*Article*.
·····

So we end up floating back down the Setabu, talking pleasantly with prospectors and ranchers--all of them happy, for they only take weeks off to head for Setmouth when they've made (or found) goods worth the trip. It's not a fair cross-section of Tesse Veldt, but a fun one.
Mind you, the coastal Kakaleans on board are relieved to be heading back toward civilization, even at the lazy Setabu's five km an hour. The coast is the real world, the normal world. They don't trust the Outback (the word translates exactly--and is worldwide). They're right not to, overall. Unreliable. As the Kurinian proverb puts it:
Boom, then bust.
Rain, then dust.
Outback only
when you must.
Shya in Rose of the Quilted Plain in Orra Bay; quilt backdrop by Joy-Lily |
As I said, a port-by-port scenic tour will come--eventually. But for now, this long coast, as big as America's or Brazil's eastern seaboard, is just an outline. A green strip below a garden wall--topped with something jagged. And getting jaggeder with every day--the mountains grow taller (though still mostly snowless) behind Chipna Bay...
Cape Cheruu...
Deep Bay...
Orra Bay...
NAKED!

·····

*Region boundary data*.
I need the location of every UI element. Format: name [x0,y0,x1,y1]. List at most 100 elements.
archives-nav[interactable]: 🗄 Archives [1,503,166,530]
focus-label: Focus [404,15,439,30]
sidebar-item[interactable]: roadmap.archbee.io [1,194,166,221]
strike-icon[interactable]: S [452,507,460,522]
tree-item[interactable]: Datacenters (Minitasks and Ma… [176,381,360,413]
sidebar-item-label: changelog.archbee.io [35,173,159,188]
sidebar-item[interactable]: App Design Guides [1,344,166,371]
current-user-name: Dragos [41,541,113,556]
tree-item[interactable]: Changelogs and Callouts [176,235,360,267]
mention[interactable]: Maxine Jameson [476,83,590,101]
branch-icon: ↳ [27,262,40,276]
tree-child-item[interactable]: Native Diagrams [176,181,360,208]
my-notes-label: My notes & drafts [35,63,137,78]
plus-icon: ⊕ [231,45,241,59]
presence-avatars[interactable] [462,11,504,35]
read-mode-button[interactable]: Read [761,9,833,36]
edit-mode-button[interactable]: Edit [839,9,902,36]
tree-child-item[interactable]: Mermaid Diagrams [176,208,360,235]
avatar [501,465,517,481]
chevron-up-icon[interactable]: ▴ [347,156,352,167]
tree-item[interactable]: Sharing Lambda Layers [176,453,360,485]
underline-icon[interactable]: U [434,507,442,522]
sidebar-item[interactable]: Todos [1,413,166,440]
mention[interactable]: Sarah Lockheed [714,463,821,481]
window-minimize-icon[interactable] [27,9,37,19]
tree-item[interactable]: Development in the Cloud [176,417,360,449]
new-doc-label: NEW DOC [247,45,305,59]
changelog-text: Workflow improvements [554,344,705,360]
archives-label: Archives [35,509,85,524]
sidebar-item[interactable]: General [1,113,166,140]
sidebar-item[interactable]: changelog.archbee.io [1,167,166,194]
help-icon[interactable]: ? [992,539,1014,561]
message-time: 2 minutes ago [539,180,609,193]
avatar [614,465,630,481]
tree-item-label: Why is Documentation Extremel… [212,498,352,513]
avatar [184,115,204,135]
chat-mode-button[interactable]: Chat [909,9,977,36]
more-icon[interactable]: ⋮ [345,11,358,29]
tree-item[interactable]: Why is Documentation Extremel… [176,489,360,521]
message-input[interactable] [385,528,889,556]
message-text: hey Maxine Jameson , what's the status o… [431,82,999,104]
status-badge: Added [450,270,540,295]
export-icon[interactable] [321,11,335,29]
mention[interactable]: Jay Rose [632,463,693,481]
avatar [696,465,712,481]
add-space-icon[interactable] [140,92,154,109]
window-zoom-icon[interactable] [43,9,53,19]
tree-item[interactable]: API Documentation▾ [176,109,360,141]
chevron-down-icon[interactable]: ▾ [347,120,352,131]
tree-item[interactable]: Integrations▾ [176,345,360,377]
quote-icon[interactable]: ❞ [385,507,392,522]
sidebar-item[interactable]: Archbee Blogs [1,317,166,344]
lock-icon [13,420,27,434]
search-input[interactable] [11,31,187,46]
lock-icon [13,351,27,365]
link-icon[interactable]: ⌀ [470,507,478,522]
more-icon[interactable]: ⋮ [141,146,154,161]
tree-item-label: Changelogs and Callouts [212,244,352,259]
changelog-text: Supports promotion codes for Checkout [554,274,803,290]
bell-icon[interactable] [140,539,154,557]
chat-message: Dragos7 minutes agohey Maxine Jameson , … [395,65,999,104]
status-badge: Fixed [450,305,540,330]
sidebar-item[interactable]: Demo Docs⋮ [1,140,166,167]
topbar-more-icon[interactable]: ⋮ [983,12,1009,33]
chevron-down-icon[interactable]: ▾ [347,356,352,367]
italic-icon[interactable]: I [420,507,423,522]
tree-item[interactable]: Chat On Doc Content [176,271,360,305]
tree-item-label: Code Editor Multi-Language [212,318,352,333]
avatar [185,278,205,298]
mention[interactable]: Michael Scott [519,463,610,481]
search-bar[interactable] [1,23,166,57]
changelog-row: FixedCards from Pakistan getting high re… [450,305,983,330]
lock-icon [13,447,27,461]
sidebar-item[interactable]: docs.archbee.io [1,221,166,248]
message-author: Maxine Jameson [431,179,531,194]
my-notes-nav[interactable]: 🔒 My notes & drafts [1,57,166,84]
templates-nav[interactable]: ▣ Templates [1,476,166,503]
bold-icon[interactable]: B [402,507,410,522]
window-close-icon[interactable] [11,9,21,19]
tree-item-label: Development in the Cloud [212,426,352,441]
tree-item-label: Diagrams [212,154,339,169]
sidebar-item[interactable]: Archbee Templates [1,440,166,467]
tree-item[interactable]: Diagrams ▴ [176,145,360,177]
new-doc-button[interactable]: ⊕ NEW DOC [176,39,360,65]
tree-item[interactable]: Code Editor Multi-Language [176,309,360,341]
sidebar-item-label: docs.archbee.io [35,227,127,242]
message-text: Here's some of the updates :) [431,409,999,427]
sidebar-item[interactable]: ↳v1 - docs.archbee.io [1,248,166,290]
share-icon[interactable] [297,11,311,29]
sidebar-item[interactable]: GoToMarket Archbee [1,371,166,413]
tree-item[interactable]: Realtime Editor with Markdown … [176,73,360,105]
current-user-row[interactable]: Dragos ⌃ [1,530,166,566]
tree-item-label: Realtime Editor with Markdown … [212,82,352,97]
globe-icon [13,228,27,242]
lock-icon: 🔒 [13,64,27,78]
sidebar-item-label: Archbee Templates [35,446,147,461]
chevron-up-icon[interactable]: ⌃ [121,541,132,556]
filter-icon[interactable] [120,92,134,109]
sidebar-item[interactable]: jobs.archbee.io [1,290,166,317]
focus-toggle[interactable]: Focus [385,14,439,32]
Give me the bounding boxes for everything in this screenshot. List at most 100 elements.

·····

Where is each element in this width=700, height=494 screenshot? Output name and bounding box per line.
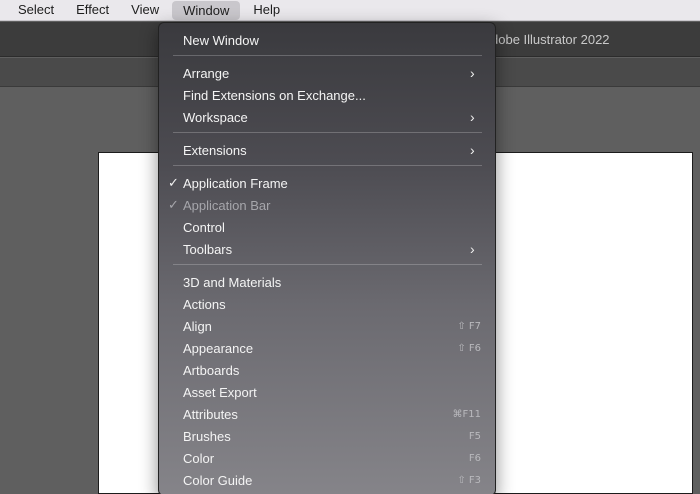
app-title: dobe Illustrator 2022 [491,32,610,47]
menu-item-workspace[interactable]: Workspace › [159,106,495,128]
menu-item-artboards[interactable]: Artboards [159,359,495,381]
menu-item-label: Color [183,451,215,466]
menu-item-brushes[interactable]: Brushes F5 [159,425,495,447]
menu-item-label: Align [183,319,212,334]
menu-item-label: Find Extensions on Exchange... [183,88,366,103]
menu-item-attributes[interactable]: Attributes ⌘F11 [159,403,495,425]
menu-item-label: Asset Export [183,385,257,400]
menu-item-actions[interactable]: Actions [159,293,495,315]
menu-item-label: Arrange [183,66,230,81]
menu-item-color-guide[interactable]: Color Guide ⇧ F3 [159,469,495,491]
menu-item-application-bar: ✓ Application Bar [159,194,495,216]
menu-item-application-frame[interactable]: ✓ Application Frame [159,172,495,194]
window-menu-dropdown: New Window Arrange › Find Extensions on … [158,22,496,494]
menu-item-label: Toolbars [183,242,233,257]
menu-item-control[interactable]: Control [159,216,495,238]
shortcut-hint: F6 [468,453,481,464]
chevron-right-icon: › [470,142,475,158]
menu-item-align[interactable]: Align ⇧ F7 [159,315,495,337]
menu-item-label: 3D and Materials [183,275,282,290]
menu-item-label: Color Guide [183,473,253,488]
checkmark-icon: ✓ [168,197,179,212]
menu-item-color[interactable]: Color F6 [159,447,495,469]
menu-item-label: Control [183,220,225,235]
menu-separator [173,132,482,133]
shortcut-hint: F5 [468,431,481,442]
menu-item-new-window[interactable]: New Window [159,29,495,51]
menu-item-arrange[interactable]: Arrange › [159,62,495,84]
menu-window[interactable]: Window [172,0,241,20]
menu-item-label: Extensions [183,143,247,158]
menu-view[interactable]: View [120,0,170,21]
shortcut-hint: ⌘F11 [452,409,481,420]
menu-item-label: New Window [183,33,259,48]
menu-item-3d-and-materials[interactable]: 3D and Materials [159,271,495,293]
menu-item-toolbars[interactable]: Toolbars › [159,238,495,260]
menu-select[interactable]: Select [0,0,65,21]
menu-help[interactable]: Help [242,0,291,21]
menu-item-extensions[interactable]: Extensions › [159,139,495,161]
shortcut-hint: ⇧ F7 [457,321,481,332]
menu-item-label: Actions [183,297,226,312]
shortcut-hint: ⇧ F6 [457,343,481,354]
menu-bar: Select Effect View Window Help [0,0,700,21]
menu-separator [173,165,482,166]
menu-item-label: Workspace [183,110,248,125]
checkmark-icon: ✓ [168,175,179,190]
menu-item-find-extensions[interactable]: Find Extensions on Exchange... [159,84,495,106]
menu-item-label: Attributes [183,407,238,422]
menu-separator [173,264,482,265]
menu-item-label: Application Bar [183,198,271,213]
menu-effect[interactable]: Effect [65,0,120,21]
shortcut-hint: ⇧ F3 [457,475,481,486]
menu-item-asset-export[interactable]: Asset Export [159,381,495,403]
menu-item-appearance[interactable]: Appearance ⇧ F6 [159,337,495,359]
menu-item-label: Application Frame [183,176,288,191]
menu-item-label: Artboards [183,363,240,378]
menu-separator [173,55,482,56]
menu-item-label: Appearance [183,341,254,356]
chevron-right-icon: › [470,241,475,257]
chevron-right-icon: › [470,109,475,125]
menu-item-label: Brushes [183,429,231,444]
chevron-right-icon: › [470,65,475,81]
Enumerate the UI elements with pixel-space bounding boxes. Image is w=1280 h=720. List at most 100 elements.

·····

*To-do list*.
(1) In the travel piece about the Setabu and the coast, how fast does the Setabu flow?
(2) Please pick up the travel piece about the Setabu and the coast right after its last line and keep writing it.
None of this data is needed here.

*Answer list*.
(1) Five km an hour.

(2)
Then comes the Naked Bight, not named because it's so hot and humid you want to strip naked (though it is; the climate is Caribbean). The Kakaleans as I project them have fur, wearing only cloaks occasionally in freezing weather; naked doesn't mean "clothesless" but "bareskinned", and that isn't risqué but pathologically vulnerable. If it weren't too long, I'd have translated it "Shaved Peltless Bight". The place lacks protection.
Oh, there are small fairweather ports at rivermouths, but no sheltered bays of any size; trade is highly seasonal (the worst storms are in summer) and even in spring and fall, boats stand off in high winds or bad weather.
So you endure four days and some 2000 km (1250 mi) of jittery crew and vigilant weatherwatchers, between Orra Bay and Ritt Harbor.
The cultural result? This fertile and well-populated coast is nonetheless culturally backward. Cities are small, news arrives late, foreign books, art and music are costly, circus and theatre boats may not stop at all...
Geography shapes culture--and the lack of it.
RUTUKU
Northeast Ara, from Ritt Harbor on, is called Rutuku.
The next major port: Epeshu, with its long barrier islands and marshy lagoons, home to millions of birds in winter--they fly here from all over the northern ocean as blizzards sweep down from the pole.
Rifni Bay, at the foot of Mt Kellu, a dormant volcano 3800 m high (12,500'--tall as Fuji, though quite a different shape--a great broken ridge). Snowy even now in summer...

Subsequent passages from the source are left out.